Problem description: Repeat the whole listing exactly as written.

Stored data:
----------

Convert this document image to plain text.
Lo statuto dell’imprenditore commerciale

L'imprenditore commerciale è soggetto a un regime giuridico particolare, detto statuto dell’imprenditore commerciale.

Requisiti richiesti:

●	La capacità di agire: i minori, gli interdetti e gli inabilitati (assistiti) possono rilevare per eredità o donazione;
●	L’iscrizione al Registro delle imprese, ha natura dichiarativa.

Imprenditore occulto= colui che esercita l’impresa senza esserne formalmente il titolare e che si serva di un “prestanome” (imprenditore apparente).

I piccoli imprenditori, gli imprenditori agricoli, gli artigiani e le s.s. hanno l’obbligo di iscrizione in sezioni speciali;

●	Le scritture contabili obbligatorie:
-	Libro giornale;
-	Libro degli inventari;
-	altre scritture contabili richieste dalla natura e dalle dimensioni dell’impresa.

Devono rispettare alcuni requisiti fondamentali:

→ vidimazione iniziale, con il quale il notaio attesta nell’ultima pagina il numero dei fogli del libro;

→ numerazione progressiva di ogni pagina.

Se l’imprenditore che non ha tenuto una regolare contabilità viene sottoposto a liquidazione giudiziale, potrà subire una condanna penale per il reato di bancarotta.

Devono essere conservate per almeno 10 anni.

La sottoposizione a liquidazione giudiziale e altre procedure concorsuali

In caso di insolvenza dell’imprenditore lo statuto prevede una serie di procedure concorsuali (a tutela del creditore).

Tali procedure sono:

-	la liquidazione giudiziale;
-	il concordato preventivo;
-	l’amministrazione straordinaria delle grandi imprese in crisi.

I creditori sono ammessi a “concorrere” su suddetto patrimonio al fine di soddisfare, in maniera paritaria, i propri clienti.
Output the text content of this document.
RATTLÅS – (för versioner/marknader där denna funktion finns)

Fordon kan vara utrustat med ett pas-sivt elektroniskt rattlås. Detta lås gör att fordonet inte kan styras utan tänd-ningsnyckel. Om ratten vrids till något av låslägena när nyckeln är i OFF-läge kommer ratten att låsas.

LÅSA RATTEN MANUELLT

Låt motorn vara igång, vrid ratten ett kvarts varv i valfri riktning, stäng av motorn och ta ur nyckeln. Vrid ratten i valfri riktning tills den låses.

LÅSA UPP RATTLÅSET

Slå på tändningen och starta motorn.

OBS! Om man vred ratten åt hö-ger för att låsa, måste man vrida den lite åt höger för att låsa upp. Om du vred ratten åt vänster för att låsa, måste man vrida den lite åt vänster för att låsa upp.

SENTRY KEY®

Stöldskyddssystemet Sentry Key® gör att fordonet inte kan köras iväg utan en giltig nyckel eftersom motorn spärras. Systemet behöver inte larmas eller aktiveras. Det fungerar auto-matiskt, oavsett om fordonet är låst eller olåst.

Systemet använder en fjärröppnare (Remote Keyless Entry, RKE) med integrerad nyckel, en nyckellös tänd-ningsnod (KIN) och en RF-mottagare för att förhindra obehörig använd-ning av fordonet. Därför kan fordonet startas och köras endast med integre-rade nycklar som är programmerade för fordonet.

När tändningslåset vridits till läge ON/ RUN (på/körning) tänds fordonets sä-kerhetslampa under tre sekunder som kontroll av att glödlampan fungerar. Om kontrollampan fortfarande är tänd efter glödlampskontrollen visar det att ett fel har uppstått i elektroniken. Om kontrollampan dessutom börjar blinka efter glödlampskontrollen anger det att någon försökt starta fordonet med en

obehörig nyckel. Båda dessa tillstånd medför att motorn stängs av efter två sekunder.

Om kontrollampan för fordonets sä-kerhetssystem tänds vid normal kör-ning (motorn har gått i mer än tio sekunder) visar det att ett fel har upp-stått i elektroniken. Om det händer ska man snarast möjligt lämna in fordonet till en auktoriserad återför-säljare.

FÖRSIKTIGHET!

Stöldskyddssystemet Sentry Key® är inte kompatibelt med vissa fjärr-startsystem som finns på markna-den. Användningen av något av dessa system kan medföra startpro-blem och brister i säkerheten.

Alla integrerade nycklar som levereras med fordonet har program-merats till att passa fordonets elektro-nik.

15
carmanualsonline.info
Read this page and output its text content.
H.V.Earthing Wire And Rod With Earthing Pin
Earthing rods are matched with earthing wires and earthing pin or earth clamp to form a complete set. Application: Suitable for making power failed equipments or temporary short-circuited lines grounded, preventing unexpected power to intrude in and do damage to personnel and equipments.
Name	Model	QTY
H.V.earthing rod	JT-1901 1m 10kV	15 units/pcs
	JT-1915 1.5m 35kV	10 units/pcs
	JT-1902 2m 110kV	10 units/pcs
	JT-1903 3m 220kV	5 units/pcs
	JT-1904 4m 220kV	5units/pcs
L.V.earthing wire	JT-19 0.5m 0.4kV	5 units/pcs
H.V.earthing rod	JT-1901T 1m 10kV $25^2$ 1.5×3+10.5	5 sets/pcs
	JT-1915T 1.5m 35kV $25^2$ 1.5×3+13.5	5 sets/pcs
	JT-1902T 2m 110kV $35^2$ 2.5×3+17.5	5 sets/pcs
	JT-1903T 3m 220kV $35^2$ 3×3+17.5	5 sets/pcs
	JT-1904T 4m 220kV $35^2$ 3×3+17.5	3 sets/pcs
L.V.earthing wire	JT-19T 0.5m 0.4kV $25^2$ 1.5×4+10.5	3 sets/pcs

----------

Result below:
Convert this document image to plain text.
Lo statuto dell’imprenditore commerciale

L'imprenditore commerciale è soggetto a un regime giuridico particolare, detto statuto dell’imprenditore commerciale.

Requisiti richiesti:

●	La capacità di agire: i minori, gli interdetti e gli inabilitati (assistiti) possono rilevare per eredità o donazione;
●	L’iscrizione al Registro delle imprese, ha natura dichiarativa.

Imprenditore occulto= colui che esercita l’impresa senza esserne formalmente il titolare e che si serva di un “prestanome” (imprenditore apparente).

I piccoli imprenditori, gli imprenditori agricoli, gli artigiani e le s.s. hanno l’obbligo di iscrizione in sezioni speciali;

●	Le scritture contabili obbligatorie:
-	Libro giornale;
-	Libro degli inventari;
-	altre scritture contabili richieste dalla natura e dalle dimensioni dell’impresa.

Devono rispettare alcuni requisiti fondamentali:

→ vidimazione iniziale, con il quale il notaio attesta nell’ultima pagina il numero dei fogli del libro;

→ numerazione progressiva di ogni pagina.

Se l’imprenditore che non ha tenuto una regolare contabilità viene sottoposto a liquidazione giudiziale, potrà subire una condanna penale per il reato di bancarotta.

Devono essere conservate per almeno 10 anni.

La sottoposizione a liquidazione giudiziale e altre procedure concorsuali

In caso di insolvenza dell’imprenditore lo statuto prevede una serie di procedure concorsuali (a tutela del creditore).

Tali procedure sono:

-	la liquidazione giudiziale;
-	il concordato preventivo;
-	l’amministrazione straordinaria delle grandi imprese in crisi.

I creditori sono ammessi a “concorrere” su suddetto patrimonio al fine di soddisfare, in maniera paritaria, i propri clienti.
Output the text content of this document.
RATTLÅS – (för versioner/marknader där denna funktion finns)

Fordon kan vara utrustat med ett pas-sivt elektroniskt rattlås. Detta lås gör att fordonet inte kan styras utan tänd-ningsnyckel. Om ratten vrids till något av låslägena när nyckeln är i OFF-läge kommer ratten att låsas.

LÅSA RATTEN MANUELLT

Låt motorn vara igång, vrid ratten ett kvarts varv i valfri riktning, stäng av motorn och ta ur nyckeln. Vrid ratten i valfri riktning tills den låses.

LÅSA UPP RATTLÅSET

Slå på tändningen och starta motorn.

OBS! Om man vred ratten åt hö-ger för att låsa, måste man vrida den lite åt höger för att låsa upp. Om du vred ratten åt vänster för att låsa, måste man vrida den lite åt vänster för att låsa upp.

SENTRY KEY®

Stöldskyddssystemet Sentry Key® gör att fordonet inte kan köras iväg utan en giltig nyckel eftersom motorn spärras. Systemet behöver inte larmas eller aktiveras. Det fungerar auto-matiskt, oavsett om fordonet är låst eller olåst.

Systemet använder en fjärröppnare (Remote Keyless Entry, RKE) med integrerad nyckel, en nyckellös tänd-ningsnod (KIN) och en RF-mottagare för att förhindra obehörig använd-ning av fordonet. Därför kan fordonet startas och köras endast med integre-rade nycklar som är programmerade för fordonet.

När tändningslåset vridits till läge ON/ RUN (på/körning) tänds fordonets sä-kerhetslampa under tre sekunder som kontroll av att glödlampan fungerar. Om kontrollampan fortfarande är tänd efter glödlampskontrollen visar det att ett fel har uppstått i elektroniken. Om kontrollampan dessutom börjar blinka efter glödlampskontrollen anger det att någon försökt starta fordonet med en

obehörig nyckel. Båda dessa tillstånd medför att motorn stängs av efter två sekunder.

Om kontrollampan för fordonets sä-kerhetssystem tänds vid normal kör-ning (motorn har gått i mer än tio sekunder) visar det att ett fel har upp-stått i elektroniken. Om det händer ska man snarast möjligt lämna in fordonet till en auktoriserad återför-säljare.

FÖRSIKTIGHET!

Stöldskyddssystemet Sentry Key® är inte kompatibelt med vissa fjärr-startsystem som finns på markna-den. Användningen av något av dessa system kan medföra startpro-blem och brister i säkerheten.

Alla integrerade nycklar som levereras med fordonet har program-merats till att passa fordonets elektro-nik.

15
carmanualsonline.info
Read this page and output its text content.
H.V.Earthing Wire And Rod With Earthing Pin
Earthing rods are matched with earthing wires and earthing pin or earth clamp to form a complete set. Application: Suitable for making power failed equipments or temporary short-circuited lines grounded, preventing unexpected power to intrude in and do damage to personnel and equipments.
Name	Model	QTY
H.V.earthing rod	JT-1901 1m 10kV	15 units/pcs
	JT-1915 1.5m 35kV	10 units/pcs
	JT-1902 2m 110kV	10 units/pcs
	JT-1903 3m 220kV	5 units/pcs
	JT-1904 4m 220kV	5units/pcs
L.V.earthing wire	JT-19 0.5m 0.4kV	5 units/pcs
H.V.earthing rod	JT-1901T 1m 10kV $25^2$ 1.5×3+10.5	5 sets/pcs
	JT-1915T 1.5m 35kV $25^2$ 1.5×3+13.5	5 sets/pcs
	JT-1902T 2m 110kV $35^2$ 2.5×3+17.5	5 sets/pcs
	JT-1903T 3m 220kV $35^2$ 3×3+17.5	5 sets/pcs
	JT-1904T 4m 220kV $35^2$ 3×3+17.5	3 sets/pcs
L.V.earthing wire	JT-19T 0.5m 0.4kV $25^2$ 1.5×4+10.5	3 sets/pcs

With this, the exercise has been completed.